— Work instructions —
Reproduce the listing below without changes, except that pictures are left out.

— Listed records —
↓

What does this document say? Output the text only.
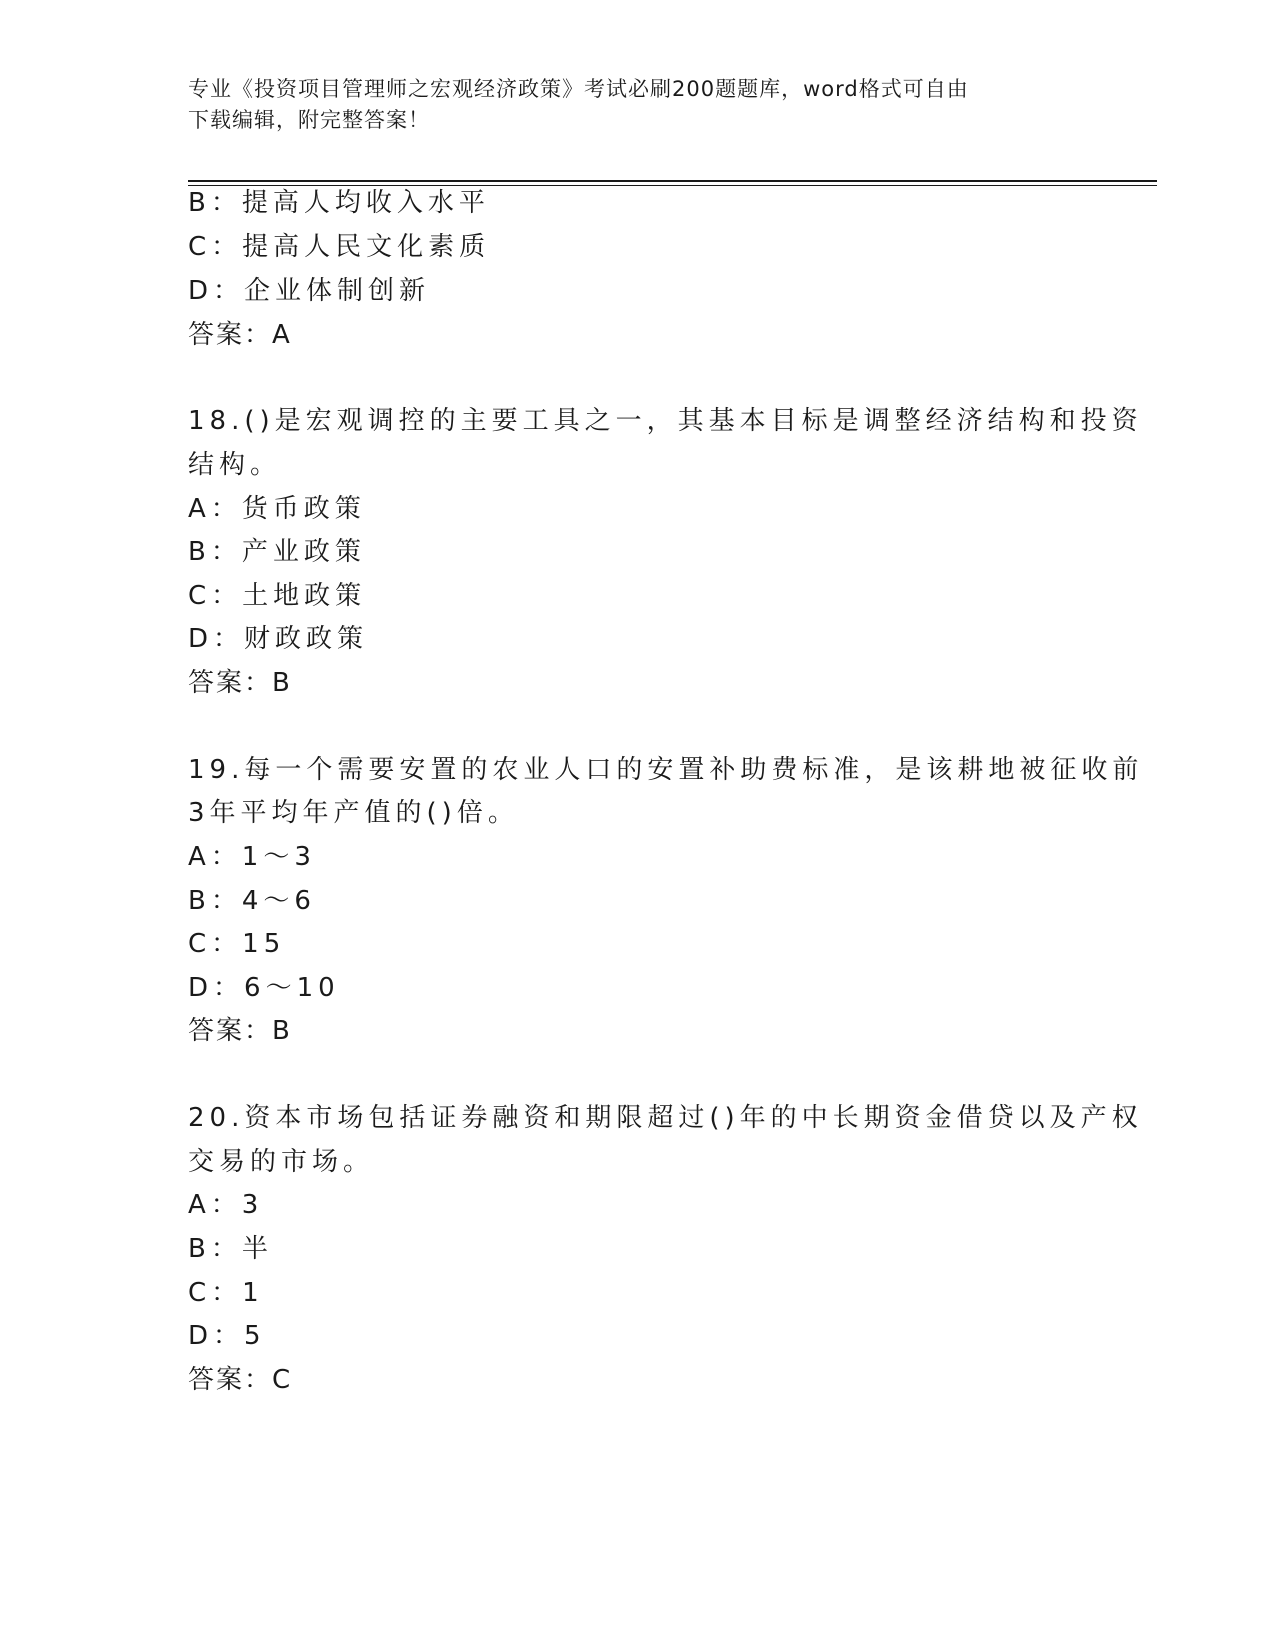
专业《投资项目管理师之宏观经济政策》考试必刷200题题库，word格式可自由
下载编辑，附完整答案！
B：提高人均收入水平
C：提高人民文化素质
D：企业体制创新
答案：A
18.()是宏观调控的主要工具之一，其基本目标是调整经济结构和投资
结构。
A：货币政策
B：产业政策
C：土地政策
D：财政政策
答案：B
19.每一个需要安置的农业人口的安置补助费标准，是该耕地被征收前
3年平均年产值的()倍。
A：1～3
B：4～6
C：15
D：6～10
答案：B
20.资本市场包括证券融资和期限超过()年的中长期资金借贷以及产权
交易的市场。
A：3
B：半
C：1
D：5
答案：C
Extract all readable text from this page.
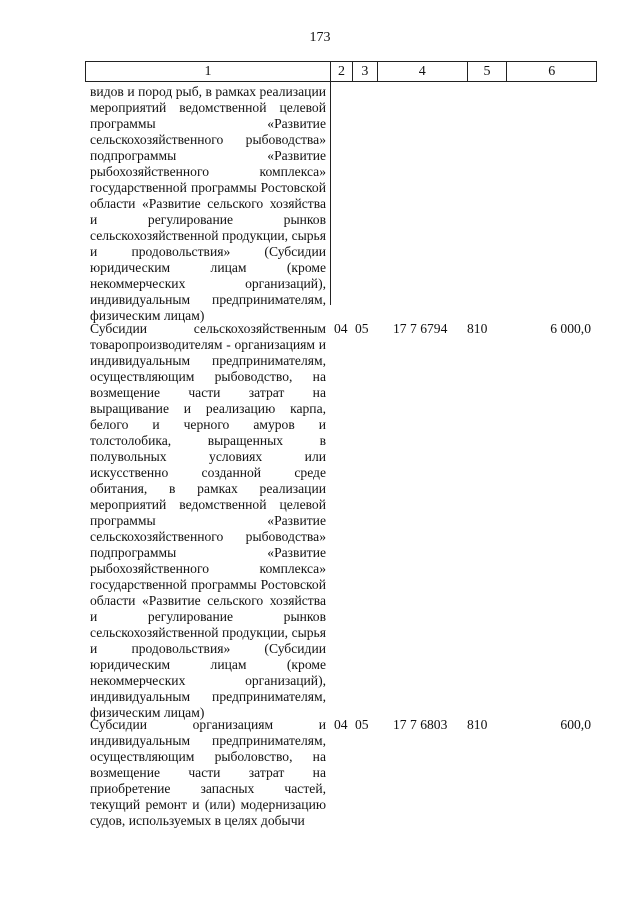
173
1	2	3	4	5	6
видов и пород рыб, в рамках реализации мероприятий ведомственной целевой программы «Развитие сельскохозяйственного рыбоводства» подпрограммы «Развитие рыбохозяйственного комплекса» государственной программы Ростовской области «Развитие сельского хозяйства и регулирование рынков сельскохозяйственной продукции, сырья и продовольствия» (Субсидии юридическим лицам (кроме некоммерческих организаций), индивидуальным предпринимателям, физическим лицам)
Субсидии сельскохозяйственным товаропроизводителям - организациям и индивидуальным предпринимателям, осуществляющим рыбоводство, на возмещение части затрат на выращивание и реализацию карпа, белого и черного амуров и толстолобика, выращенных в полувольных условиях или искусственно созданной среде обитания, в рамках реализации мероприятий ведомственной целевой программы «Развитие сельскохозяйственного рыбоводства» подпрограммы «Развитие рыбохозяйственного комплекса» государственной программы Ростовской области «Развитие сельского хозяйства и регулирование рынков сельскохозяйственной продукции, сырья и продовольствия» (Субсидии юридическим лицам (кроме некоммерческих организаций), индивидуальным предпринимателям, физическим лицам)
04 05	17 7 6794	810	6 000,0
Субсидии организациям и индивидуальным предпринимателям, осуществляющим рыболовство, на возмещение части затрат на приобретение запасных частей, текущий ремонт и (или) модернизацию судов, используемых в целях добычи
04 05	17 7 6803	810	600,0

↑

— Response to this task —
What does this document say? Output the text only.
专业《投资项目管理师之宏观经济政策》考试必刷200题题库，word格式可自由
下载编辑，附完整答案！
B：提高人均收入水平
C：提高人民文化素质
D：企业体制创新
答案：A
18.()是宏观调控的主要工具之一，其基本目标是调整经济结构和投资
结构。
A：货币政策
B：产业政策
C：土地政策
D：财政政策
答案：B
19.每一个需要安置的农业人口的安置补助费标准，是该耕地被征收前
3年平均年产值的()倍。
A：1～3
B：4～6
C：15
D：6～10
答案：B
20.资本市场包括证券融资和期限超过()年的中长期资金借贷以及产权
交易的市场。
A：3
B：半
C：1
D：5
答案：C
Extract all readable text from this page.
173
1	2	3	4	5	6
видов и пород рыб, в рамках реализации мероприятий ведомственной целевой программы «Развитие сельскохозяйственного рыбоводства» подпрограммы «Развитие рыбохозяйственного комплекса» государственной программы Ростовской области «Развитие сельского хозяйства и регулирование рынков сельскохозяйственной продукции, сырья и продовольствия» (Субсидии юридическим лицам (кроме некоммерческих организаций), индивидуальным предпринимателям, физическим лицам)
Субсидии сельскохозяйственным товаропроизводителям - организациям и индивидуальным предпринимателям, осуществляющим рыбоводство, на возмещение части затрат на выращивание и реализацию карпа, белого и черного амуров и толстолобика, выращенных в полувольных условиях или искусственно созданной среде обитания, в рамках реализации мероприятий ведомственной целевой программы «Развитие сельскохозяйственного рыбоводства» подпрограммы «Развитие рыбохозяйственного комплекса» государственной программы Ростовской области «Развитие сельского хозяйства и регулирование рынков сельскохозяйственной продукции, сырья и продовольствия» (Субсидии юридическим лицам (кроме некоммерческих организаций), индивидуальным предпринимателям, физическим лицам)
04 05	17 7 6794	810	6 000,0
Субсидии организациям и индивидуальным предпринимателям, осуществляющим рыболовство, на возмещение части затрат на приобретение запасных частей, текущий ремонт и (или) модернизацию судов, используемых в целях добычи
04 05	17 7 6803	810	600,0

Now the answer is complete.